**Supplied material:**
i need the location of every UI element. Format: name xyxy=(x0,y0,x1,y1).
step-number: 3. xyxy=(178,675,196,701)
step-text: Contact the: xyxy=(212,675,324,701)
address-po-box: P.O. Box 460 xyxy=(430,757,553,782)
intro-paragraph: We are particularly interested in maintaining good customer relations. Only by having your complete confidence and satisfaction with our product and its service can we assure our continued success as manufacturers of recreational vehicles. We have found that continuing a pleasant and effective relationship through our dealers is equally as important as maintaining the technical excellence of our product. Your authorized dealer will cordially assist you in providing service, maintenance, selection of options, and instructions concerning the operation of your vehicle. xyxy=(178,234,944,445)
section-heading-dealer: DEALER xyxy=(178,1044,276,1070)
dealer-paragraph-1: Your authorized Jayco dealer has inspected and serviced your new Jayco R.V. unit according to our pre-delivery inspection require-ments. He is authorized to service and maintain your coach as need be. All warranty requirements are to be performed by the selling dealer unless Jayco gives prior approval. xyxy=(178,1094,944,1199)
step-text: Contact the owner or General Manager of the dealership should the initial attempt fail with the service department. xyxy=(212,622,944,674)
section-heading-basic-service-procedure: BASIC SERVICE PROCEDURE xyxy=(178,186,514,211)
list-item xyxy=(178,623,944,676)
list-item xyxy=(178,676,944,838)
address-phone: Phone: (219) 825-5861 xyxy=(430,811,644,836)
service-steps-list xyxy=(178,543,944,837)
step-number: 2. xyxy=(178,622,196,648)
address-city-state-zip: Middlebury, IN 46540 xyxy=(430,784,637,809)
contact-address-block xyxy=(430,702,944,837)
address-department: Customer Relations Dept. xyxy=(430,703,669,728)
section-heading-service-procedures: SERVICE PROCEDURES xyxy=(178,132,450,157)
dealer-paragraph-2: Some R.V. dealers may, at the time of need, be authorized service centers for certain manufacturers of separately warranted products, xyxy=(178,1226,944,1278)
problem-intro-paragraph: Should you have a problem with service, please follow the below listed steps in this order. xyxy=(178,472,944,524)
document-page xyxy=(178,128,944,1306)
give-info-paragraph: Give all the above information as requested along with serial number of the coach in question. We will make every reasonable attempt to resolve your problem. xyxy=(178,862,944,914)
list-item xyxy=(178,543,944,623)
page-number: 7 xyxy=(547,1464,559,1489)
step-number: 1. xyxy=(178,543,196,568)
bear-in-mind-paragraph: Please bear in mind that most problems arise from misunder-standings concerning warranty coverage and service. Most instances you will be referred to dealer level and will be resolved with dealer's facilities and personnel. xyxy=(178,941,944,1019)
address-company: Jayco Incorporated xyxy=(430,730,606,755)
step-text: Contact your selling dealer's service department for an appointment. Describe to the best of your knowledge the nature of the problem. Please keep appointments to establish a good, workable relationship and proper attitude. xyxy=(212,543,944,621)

**Short task:** Copy out every one of the lines above verbatim, with nothing added, dropped, or changed.

**Task result:**
i need the location of every UI element. Format: name xyxy=(x0,y0,x1,y1).
step-number: 3. xyxy=(178,675,196,701)
step-text: Contact the: xyxy=(212,675,324,701)
address-po-box: P.O. Box 460 xyxy=(430,757,553,782)
intro-paragraph: We are particularly interested in maintaining good customer relations. Only by having your complete confidence and satisfaction with our product and its service can we assure our continued success as manufacturers of recreational vehicles. We have found that continuing a pleasant and effective relationship through our dealers is equally as important as maintaining the technical excellence of our product. Your authorized dealer will cordially assist you in providing service, maintenance, selection of options, and instructions concerning the operation of your vehicle. xyxy=(178,234,944,445)
section-heading-dealer: DEALER xyxy=(178,1044,276,1070)
dealer-paragraph-1: Your authorized Jayco dealer has inspected and serviced your new Jayco R.V. unit according to our pre-delivery inspection require-ments. He is authorized to service and maintain your coach as need be. All warranty requirements are to be performed by the selling dealer unless Jayco gives prior approval. xyxy=(178,1094,944,1199)
step-text: Contact the owner or General Manager of the dealership should the initial attempt fail with the service department. xyxy=(212,622,944,674)
section-heading-basic-service-procedure: BASIC SERVICE PROCEDURE xyxy=(178,186,514,211)
list-item xyxy=(178,623,944,676)
list-item xyxy=(178,676,944,838)
address-phone: Phone: (219) 825-5861 xyxy=(430,811,644,836)
service-steps-list xyxy=(178,543,944,837)
step-number: 2. xyxy=(178,622,196,648)
address-city-state-zip: Middlebury, IN 46540 xyxy=(430,784,637,809)
contact-address-block xyxy=(430,702,944,837)
address-department: Customer Relations Dept. xyxy=(430,703,669,728)
section-heading-service-procedures: SERVICE PROCEDURES xyxy=(178,132,450,157)
dealer-paragraph-2: Some R.V. dealers may, at the time of need, be authorized service centers for certain manufacturers of separately warranted products, xyxy=(178,1226,944,1278)
problem-intro-paragraph: Should you have a problem with service, please follow the below listed steps in this order. xyxy=(178,472,944,524)
document-page xyxy=(178,128,944,1306)
give-info-paragraph: Give all the above information as requested along with serial number of the coach in question. We will make every reasonable attempt to resolve your problem. xyxy=(178,862,944,914)
list-item xyxy=(178,543,944,623)
page-number: 7 xyxy=(547,1464,559,1489)
step-number: 1. xyxy=(178,543,196,568)
bear-in-mind-paragraph: Please bear in mind that most problems arise from misunder-standings concerning warranty coverage and service. Most instances you will be referred to dealer level and will be resolved with dealer's facilities and personnel. xyxy=(178,941,944,1019)
address-company: Jayco Incorporated xyxy=(430,730,606,755)
step-text: Contact your selling dealer's service department for an appointment. Describe to the best of your knowledge the nature of the problem. Please keep appointments to establish a good, workable relationship and proper attitude. xyxy=(212,543,944,621)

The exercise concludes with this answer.